__GIVEN EXERCISE__: All of the listing below must be repeated word for word. Pictures are the only thing to omit.

__RAW RECORDS__:
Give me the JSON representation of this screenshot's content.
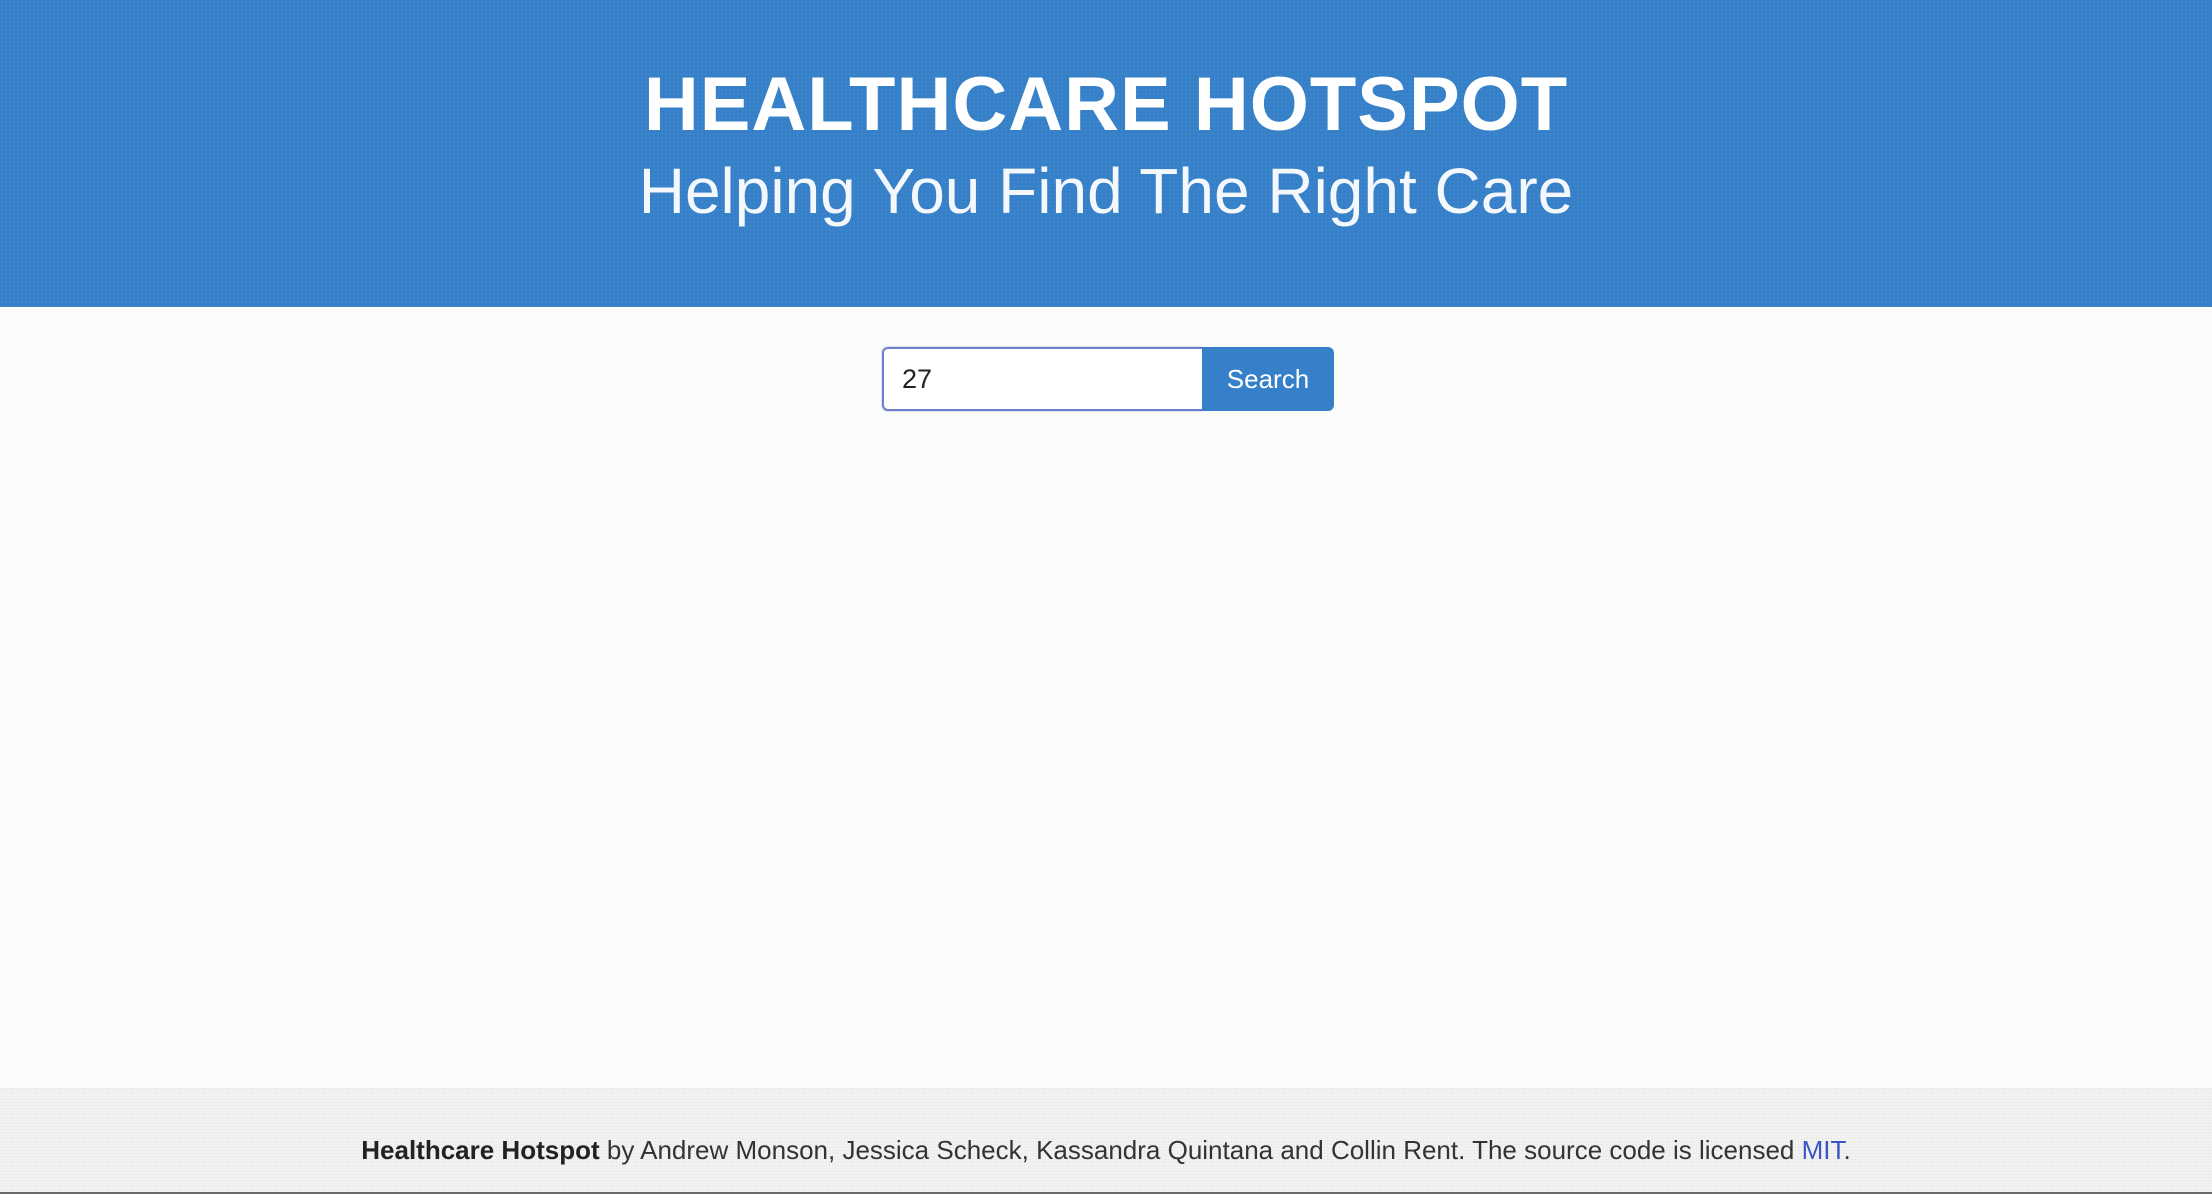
{
  "header": {
    "title": "HEALTHCARE HOTSPOT",
    "subtitle": "Helping You Find The Right Care"
  },
  "search": {
    "value": "27",
    "button_label": "Search"
  },
  "footer": {
    "brand": "Healthcare Hotspot",
    "text": " by Andrew Monson, Jessica Scheck, Kassandra Quintana and Collin Rent. The source code is licensed ",
    "license_link": "MIT",
    "end": "."
  },
  "colors": {
    "brand_blue": "#3580c8",
    "link_blue": "#3a56c4",
    "page_background": "#fbfbfa"
  }
}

__CORRECT ANSWER__:
Give me the JSON representation of this screenshot's content.
{
  "header": {
    "title": "HEALTHCARE HOTSPOT",
    "subtitle": "Helping You Find The Right Care"
  },
  "search": {
    "value": "27",
    "button_label": "Search"
  },
  "footer": {
    "brand": "Healthcare Hotspot",
    "text": " by Andrew Monson, Jessica Scheck, Kassandra Quintana and Collin Rent. The source code is licensed ",
    "license_link": "MIT",
    "end": "."
  },
  "colors": {
    "brand_blue": "#3580c8",
    "link_blue": "#3a56c4",
    "page_background": "#fbfbfa"
  }
}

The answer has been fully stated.